=== Task description ===
Summarize the text on bad breath below in two sentences.

=== Selected passage ===
+++

Bad Breath: The Facts
According to available estimates, the number of people suffering from bad breath reaches about 50% of the population in industrialized countries such as ours.
The medical term is halitosis from the Latin halitus, meaning bad breath and osis, meaning malady, trouble.
Basic bad breath facts
In Japan, a study of 2,600 people showed that, "23% of this population had a level of bad breath higher than a socially acceptable level…”. And so, bad breath can provoke all sorts of personal worries such as social embarrassment. It is thus important to get back to sweet-smelling breath and avoid nasty surprises for those in close contact, whether it's at work or in your love life.
Luckily, in most cases bad breath is a temporary rather than permanent state. For instance, morning bad breath can be eradicated with a good brushing. This particular bad breath problem comes about due to a diminution of saliva production when you sleep.
Both men and women suffer equally from bad breath, and at all ages. It is however noted that:
- Women seek professional help for bad breath more often than men;
- Elderly people suffer more from bad breath due to a number of reasons, such as a lack of saliva or gum problems, which cause the stagnation of bacteria, leading to bad breath.

+++

=== Record set ===
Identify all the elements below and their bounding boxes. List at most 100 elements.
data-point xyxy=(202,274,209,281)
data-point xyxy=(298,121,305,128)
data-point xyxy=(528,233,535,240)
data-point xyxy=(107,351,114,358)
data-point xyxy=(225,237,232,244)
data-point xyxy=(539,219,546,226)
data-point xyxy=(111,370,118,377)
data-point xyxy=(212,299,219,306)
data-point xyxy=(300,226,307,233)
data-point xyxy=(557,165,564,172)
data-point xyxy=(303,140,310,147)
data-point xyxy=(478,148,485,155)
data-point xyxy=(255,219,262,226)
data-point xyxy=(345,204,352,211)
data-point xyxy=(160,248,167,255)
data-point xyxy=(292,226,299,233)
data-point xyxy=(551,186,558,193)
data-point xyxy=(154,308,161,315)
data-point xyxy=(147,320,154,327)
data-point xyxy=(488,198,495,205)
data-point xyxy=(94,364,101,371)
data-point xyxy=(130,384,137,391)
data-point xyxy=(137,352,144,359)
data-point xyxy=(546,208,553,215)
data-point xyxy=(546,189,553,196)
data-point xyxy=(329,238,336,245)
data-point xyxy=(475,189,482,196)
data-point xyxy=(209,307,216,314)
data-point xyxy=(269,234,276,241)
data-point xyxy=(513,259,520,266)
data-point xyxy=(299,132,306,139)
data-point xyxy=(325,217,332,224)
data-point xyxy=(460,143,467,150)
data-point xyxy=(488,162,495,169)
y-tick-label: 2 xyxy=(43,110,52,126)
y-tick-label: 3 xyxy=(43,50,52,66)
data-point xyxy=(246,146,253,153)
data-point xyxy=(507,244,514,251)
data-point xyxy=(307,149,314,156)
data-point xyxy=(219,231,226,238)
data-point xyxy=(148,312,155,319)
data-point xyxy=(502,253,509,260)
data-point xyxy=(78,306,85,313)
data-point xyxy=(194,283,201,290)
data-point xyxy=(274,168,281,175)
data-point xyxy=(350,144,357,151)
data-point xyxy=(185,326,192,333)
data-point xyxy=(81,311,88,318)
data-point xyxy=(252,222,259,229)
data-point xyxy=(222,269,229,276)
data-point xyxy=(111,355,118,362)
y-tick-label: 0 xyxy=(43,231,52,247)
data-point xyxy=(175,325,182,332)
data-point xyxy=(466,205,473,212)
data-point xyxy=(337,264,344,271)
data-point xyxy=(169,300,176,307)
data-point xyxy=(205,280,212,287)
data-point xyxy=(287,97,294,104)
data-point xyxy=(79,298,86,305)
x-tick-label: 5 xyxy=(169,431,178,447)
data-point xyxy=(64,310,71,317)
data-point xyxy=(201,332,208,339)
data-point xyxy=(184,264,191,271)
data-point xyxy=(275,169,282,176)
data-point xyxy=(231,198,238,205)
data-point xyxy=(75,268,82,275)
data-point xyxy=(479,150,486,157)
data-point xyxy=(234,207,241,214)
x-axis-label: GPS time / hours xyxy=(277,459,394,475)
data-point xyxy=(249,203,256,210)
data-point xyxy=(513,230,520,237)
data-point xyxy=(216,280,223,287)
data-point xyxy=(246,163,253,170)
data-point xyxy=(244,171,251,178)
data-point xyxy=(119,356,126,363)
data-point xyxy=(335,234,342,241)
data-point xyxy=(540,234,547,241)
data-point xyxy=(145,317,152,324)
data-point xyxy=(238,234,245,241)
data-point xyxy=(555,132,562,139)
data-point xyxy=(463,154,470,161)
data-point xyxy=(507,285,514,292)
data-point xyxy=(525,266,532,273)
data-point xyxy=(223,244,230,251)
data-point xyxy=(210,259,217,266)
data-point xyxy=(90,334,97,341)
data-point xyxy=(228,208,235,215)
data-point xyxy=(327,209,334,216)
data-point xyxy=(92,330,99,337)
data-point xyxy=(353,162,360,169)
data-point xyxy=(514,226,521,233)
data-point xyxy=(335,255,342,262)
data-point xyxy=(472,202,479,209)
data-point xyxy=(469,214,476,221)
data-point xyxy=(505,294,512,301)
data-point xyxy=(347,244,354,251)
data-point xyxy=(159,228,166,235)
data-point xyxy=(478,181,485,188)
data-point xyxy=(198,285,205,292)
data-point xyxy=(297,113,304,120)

+++

=== Answer ===
Bad breath, medically called halitosis, is estimated to affect about half the population in industrialized countries, and a Japanese study of 2,600 people found that 23% had bad breath above a socially acceptable level. It is usually temporary and affects men and women equally at all ages, though women seek professional help for it more often and elderly people suffer more because of factors such as a lack of saliva or gum problems.